→ **Written problem**:
Please quote the material exactly, every line of it.

→ **Entries shown**:
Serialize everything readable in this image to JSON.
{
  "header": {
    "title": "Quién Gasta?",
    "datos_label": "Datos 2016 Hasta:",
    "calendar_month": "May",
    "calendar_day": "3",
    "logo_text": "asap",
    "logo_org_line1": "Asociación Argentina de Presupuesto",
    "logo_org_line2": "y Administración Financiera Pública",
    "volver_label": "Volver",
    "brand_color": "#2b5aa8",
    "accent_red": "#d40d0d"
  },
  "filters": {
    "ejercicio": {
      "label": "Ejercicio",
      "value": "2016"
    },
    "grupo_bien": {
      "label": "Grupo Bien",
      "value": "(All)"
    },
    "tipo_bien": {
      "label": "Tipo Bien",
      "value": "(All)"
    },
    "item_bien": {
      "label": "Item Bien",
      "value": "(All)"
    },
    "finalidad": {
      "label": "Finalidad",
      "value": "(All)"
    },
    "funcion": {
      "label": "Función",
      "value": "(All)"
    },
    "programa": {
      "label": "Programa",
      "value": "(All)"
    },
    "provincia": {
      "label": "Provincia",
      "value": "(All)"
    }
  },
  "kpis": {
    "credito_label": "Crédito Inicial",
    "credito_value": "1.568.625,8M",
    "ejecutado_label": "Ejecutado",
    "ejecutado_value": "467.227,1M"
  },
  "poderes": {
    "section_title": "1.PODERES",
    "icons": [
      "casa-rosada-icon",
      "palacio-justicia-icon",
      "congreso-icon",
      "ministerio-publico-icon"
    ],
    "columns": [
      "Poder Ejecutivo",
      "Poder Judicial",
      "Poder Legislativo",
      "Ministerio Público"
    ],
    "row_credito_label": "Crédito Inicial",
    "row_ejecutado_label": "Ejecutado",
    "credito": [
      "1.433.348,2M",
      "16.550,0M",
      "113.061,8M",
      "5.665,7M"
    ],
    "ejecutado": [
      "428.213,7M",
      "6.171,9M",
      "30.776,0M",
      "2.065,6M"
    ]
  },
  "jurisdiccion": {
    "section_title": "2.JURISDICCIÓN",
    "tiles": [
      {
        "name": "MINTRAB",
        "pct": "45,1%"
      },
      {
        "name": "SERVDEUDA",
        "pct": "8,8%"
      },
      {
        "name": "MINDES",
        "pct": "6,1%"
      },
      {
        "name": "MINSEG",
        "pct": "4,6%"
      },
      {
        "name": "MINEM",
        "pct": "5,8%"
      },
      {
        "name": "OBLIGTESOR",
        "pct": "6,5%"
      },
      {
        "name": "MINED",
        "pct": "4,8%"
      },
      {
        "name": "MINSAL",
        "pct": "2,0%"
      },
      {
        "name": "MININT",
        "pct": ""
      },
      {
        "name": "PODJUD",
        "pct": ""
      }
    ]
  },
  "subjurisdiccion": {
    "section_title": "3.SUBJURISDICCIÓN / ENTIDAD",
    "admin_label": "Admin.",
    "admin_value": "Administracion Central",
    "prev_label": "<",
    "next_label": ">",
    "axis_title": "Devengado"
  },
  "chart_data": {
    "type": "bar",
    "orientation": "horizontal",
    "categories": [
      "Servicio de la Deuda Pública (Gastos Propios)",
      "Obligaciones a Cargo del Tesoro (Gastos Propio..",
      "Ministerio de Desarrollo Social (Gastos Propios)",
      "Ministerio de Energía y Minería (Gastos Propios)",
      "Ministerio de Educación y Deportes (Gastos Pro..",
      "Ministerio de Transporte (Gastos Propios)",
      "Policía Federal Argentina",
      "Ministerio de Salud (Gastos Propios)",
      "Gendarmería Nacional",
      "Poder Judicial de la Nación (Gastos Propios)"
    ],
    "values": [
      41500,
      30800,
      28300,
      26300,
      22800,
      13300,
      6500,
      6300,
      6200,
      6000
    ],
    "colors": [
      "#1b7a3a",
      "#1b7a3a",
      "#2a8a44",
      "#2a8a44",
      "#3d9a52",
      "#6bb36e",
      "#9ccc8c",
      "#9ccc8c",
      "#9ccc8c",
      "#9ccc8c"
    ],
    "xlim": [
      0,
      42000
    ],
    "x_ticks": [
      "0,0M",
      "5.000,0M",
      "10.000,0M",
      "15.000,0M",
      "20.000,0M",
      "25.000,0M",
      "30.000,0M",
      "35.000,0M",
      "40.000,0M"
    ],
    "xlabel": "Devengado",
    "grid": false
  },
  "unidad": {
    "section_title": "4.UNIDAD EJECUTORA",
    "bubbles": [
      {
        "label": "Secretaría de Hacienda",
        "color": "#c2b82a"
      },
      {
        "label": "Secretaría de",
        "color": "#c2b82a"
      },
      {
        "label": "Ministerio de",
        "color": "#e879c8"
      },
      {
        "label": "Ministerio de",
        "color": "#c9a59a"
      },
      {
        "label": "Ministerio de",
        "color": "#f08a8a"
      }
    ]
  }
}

→ **Expected output**:
Serialize everything readable in this image to JSON.
{
  "header": {
    "title": "Quién Gasta?",
    "datos_label": "Datos 2016 Hasta:",
    "calendar_month": "May",
    "calendar_day": "3",
    "logo_text": "asap",
    "logo_org_line1": "Asociación Argentina de Presupuesto",
    "logo_org_line2": "y Administración Financiera Pública",
    "volver_label": "Volver",
    "brand_color": "#2b5aa8",
    "accent_red": "#d40d0d"
  },
  "filters": {
    "ejercicio": {
      "label": "Ejercicio",
      "value": "2016"
    },
    "grupo_bien": {
      "label": "Grupo Bien",
      "value": "(All)"
    },
    "tipo_bien": {
      "label": "Tipo Bien",
      "value": "(All)"
    },
    "item_bien": {
      "label": "Item Bien",
      "value": "(All)"
    },
    "finalidad": {
      "label": "Finalidad",
      "value": "(All)"
    },
    "funcion": {
      "label": "Función",
      "value": "(All)"
    },
    "programa": {
      "label": "Programa",
      "value": "(All)"
    },
    "provincia": {
      "label": "Provincia",
      "value": "(All)"
    }
  },
  "kpis": {
    "credito_label": "Crédito Inicial",
    "credito_value": "1.568.625,8M",
    "ejecutado_label": "Ejecutado",
    "ejecutado_value": "467.227,1M"
  },
  "poderes": {
    "section_title": "1.PODERES",
    "icons": [
      "casa-rosada-icon",
      "palacio-justicia-icon",
      "congreso-icon",
      "ministerio-publico-icon"
    ],
    "columns": [
      "Poder Ejecutivo",
      "Poder Judicial",
      "Poder Legislativo",
      "Ministerio Público"
    ],
    "row_credito_label": "Crédito Inicial",
    "row_ejecutado_label": "Ejecutado",
    "credito": [
      "1.433.348,2M",
      "16.550,0M",
      "113.061,8M",
      "5.665,7M"
    ],
    "ejecutado": [
      "428.213,7M",
      "6.171,9M",
      "30.776,0M",
      "2.065,6M"
    ]
  },
  "jurisdiccion": {
    "section_title": "2.JURISDICCIÓN",
    "tiles": [
      {
        "name": "MINTRAB",
        "pct": "45,1%"
      },
      {
        "name": "SERVDEUDA",
        "pct": "8,8%"
      },
      {
        "name": "MINDES",
        "pct": "6,1%"
      },
      {
        "name": "MINSEG",
        "pct": "4,6%"
      },
      {
        "name": "MINEM",
        "pct": "5,8%"
      },
      {
        "name": "OBLIGTESOR",
        "pct": "6,5%"
      },
      {
        "name": "MINED",
        "pct": "4,8%"
      },
      {
        "name": "MINSAL",
        "pct": "2,0%"
      },
      {
        "name": "MININT",
        "pct": ""
      },
      {
        "name": "PODJUD",
        "pct": ""
      }
    ]
  },
  "subjurisdiccion": {
    "section_title": "3.SUBJURISDICCIÓN / ENTIDAD",
    "admin_label": "Admin.",
    "admin_value": "Administracion Central",
    "prev_label": "<",
    "next_label": ">",
    "axis_title": "Devengado"
  },
  "chart_data": {
    "type": "bar",
    "orientation": "horizontal",
    "categories": [
      "Servicio de la Deuda Pública (Gastos Propios)",
      "Obligaciones a Cargo del Tesoro (Gastos Propio..",
      "Ministerio de Desarrollo Social (Gastos Propios)",
      "Ministerio de Energía y Minería (Gastos Propios)",
      "Ministerio de Educación y Deportes (Gastos Pro..",
      "Ministerio de Transporte (Gastos Propios)",
      "Policía Federal Argentina",
      "Ministerio de Salud (Gastos Propios)",
      "Gendarmería Nacional",
      "Poder Judicial de la Nación (Gastos Propios)"
    ],
    "values": [
      41500,
      30800,
      28300,
      26300,
      22800,
      13300,
      6500,
      6300,
      6200,
      6000
    ],
    "colors": [
      "#1b7a3a",
      "#1b7a3a",
      "#2a8a44",
      "#2a8a44",
      "#3d9a52",
      "#6bb36e",
      "#9ccc8c",
      "#9ccc8c",
      "#9ccc8c",
      "#9ccc8c"
    ],
    "xlim": [
      0,
      42000
    ],
    "x_ticks": [
      "0,0M",
      "5.000,0M",
      "10.000,0M",
      "15.000,0M",
      "20.000,0M",
      "25.000,0M",
      "30.000,0M",
      "35.000,0M",
      "40.000,0M"
    ],
    "xlabel": "Devengado",
    "grid": false
  },
  "unidad": {
    "section_title": "4.UNIDAD EJECUTORA",
    "bubbles": [
      {
        "label": "Secretaría de Hacienda",
        "color": "#c2b82a"
      },
      {
        "label": "Secretaría de",
        "color": "#c2b82a"
      },
      {
        "label": "Ministerio de",
        "color": "#e879c8"
      },
      {
        "label": "Ministerio de",
        "color": "#c9a59a"
      },
      {
        "label": "Ministerio de",
        "color": "#f08a8a"
      }
    ]
  }
}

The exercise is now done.